***** 阅读摘录
不该收治的也被强制收治
小黄:他们把我的手和脚都绑起来,还让我吃精神病的药。对我伤害那么大,我准备去投诉他们。
父亲:医院有医院的规定,不能给你那么多自由。
小黄:我又不是精神病人。
父亲:我是怕你有病啊。
小黄:那我现在发现你有点病,也把你抓去可以吗?
这是被摄影机清晰录下的一段话,发生在广西南宁。短短几句话,道尽了“非自愿被强制收治”的所有辛酸。
伤害不仅可能来自亲情。
2011年3月1日,深圳龙华工人卢先生为讨要工伤赔偿,与公司工作人员发生矛盾,被送进康宁医院(深圳市精神病院),当场注射了镇静剂。公司方面辩解,带卢先生去精神病院是“为他身体负责”,是为了让卢先生清醒一下,再继续谈(工伤)赔偿。
诊治医生称,没证据表明卢先生有重性精神病,但“医生根据心理学和精神病学,对就诊者作出判断,决定用药,是医生的权力,(无需就诊人同意)”。医生误以为前去采访的记者是公司方面派来的人,嘱咐道:“病历要收好,不要给家属。”
**********
### 待做任务
1. 判断下列说法是否与摘录相符,每条回答“是”或“否”,并原样引用摘录中起决定作用的字句。
(a) 卢先生被送进康宁医院后,当场被注射了镇静剂。
(b) 诊治医生称,有证据表明卢先生患有重性精神病。
(c) 小黄与父亲的那段对话发生在广东深圳。
2. 根据摘录回答:
(a) 卢先生是哪一天被送进康宁医院的?
(b) 卢先生与公司工作人员发生矛盾,是为了讨要什么?
(c) 医生把前去采访的记者误认成了什么人?
3. 逐字抄录摘录中从“父亲:我是怕你有病啊。”到“一下,再继续谈(工伤)赔偿。”的这一段。
这些条目是另外的材料,与上面的摘录无关。
***** 给定条目
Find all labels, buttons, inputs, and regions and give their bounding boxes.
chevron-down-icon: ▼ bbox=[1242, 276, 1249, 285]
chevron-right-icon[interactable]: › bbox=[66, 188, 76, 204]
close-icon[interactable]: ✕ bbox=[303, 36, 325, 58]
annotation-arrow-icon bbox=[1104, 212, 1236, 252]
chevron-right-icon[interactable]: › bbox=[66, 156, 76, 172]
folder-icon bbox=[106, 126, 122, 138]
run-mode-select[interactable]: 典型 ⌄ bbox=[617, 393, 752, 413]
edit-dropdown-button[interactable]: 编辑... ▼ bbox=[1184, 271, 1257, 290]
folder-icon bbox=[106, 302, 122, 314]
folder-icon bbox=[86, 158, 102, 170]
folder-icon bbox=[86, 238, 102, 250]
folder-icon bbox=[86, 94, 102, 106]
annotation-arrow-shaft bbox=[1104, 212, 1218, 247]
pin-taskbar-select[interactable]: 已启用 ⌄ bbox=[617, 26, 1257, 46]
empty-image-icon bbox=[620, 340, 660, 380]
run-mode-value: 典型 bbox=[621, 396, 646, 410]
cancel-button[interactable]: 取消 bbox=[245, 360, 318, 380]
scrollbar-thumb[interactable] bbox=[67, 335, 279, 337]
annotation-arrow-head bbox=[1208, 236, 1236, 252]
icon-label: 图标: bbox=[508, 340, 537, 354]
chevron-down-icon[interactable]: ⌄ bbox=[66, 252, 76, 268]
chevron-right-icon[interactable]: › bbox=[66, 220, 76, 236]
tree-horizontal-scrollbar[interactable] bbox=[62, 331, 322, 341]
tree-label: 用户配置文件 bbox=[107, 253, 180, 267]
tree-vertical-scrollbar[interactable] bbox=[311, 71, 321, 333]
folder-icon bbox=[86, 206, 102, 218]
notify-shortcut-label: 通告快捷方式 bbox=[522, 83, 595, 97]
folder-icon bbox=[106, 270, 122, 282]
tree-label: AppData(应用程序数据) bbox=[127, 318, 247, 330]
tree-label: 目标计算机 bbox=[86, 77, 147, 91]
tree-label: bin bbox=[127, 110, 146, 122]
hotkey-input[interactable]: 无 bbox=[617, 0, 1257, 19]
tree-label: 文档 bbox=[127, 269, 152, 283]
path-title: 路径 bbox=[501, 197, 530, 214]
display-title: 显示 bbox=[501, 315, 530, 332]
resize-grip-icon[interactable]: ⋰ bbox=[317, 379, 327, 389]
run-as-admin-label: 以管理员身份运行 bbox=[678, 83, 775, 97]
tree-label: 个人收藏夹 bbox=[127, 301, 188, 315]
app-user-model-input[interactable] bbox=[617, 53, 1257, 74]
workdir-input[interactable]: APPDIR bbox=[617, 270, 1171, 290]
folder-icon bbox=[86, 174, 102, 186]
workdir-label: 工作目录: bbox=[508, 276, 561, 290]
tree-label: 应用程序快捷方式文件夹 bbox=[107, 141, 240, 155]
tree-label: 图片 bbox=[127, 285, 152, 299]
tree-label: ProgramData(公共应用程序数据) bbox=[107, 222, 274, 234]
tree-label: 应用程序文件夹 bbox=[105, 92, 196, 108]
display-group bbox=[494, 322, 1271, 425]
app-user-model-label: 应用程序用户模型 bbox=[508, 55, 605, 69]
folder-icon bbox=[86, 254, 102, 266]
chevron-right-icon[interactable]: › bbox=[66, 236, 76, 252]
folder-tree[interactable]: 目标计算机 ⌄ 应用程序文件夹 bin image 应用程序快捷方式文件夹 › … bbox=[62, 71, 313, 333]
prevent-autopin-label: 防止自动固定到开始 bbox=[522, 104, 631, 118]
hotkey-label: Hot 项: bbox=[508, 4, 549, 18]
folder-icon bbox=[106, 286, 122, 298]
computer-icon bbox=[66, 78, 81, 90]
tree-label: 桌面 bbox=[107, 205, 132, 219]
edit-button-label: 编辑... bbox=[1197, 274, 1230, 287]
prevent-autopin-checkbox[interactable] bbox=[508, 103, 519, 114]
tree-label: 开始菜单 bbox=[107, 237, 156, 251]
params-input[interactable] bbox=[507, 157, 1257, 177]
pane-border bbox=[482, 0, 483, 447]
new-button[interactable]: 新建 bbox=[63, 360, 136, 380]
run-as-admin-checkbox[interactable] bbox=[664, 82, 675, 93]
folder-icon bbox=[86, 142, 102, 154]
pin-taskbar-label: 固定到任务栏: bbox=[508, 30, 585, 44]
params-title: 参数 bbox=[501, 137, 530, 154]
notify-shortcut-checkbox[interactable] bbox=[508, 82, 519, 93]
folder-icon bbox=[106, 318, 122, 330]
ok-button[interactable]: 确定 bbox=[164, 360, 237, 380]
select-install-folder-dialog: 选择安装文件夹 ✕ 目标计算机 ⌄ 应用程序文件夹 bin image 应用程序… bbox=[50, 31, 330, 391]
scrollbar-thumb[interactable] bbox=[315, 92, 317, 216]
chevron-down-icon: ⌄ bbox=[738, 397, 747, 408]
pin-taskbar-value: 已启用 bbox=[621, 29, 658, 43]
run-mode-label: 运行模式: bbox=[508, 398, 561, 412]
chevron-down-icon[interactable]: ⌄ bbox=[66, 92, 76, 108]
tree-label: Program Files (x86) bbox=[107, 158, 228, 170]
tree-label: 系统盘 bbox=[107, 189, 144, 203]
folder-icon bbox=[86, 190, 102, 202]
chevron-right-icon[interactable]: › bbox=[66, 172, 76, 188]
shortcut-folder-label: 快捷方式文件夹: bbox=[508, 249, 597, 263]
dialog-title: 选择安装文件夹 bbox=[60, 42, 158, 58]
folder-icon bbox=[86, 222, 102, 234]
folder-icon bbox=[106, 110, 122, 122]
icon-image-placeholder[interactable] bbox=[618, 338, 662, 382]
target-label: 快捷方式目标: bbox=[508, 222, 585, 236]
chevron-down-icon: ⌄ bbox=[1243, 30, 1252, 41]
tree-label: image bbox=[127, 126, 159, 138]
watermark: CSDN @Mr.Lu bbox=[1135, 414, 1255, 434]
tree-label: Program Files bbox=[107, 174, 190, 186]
**********
### 题目解答
1.
(a) 是。“当场注射了镇静剂”
(b) 否。“没证据表明卢先生有重性精神病”
(c) 否。“发生在广西南宁”

2.
(a) 2011年3月1日。
(b) 工伤赔偿。
(c) 公司方面派来的人。

3.
父亲:我是怕你有病啊。
小黄:那我现在发现你有点病,也把你抓去可以吗?
这是被摄影机清晰录下的一段话,发生在广西南宁。短短几句话,道尽了“非自愿被强制收治”的所有辛酸。
伤害不仅可能来自亲情。
2011年3月1日,深圳龙华工人卢先生为讨要工伤赔偿,与公司工作人员发生矛盾,被送进康宁医院(深圳市精神病院),当场注射了镇静剂。公司方面辩解,带卢先生去精神病院是“为他身体负责”,是为了让卢先生清醒一下,再继续谈(工伤)赔偿。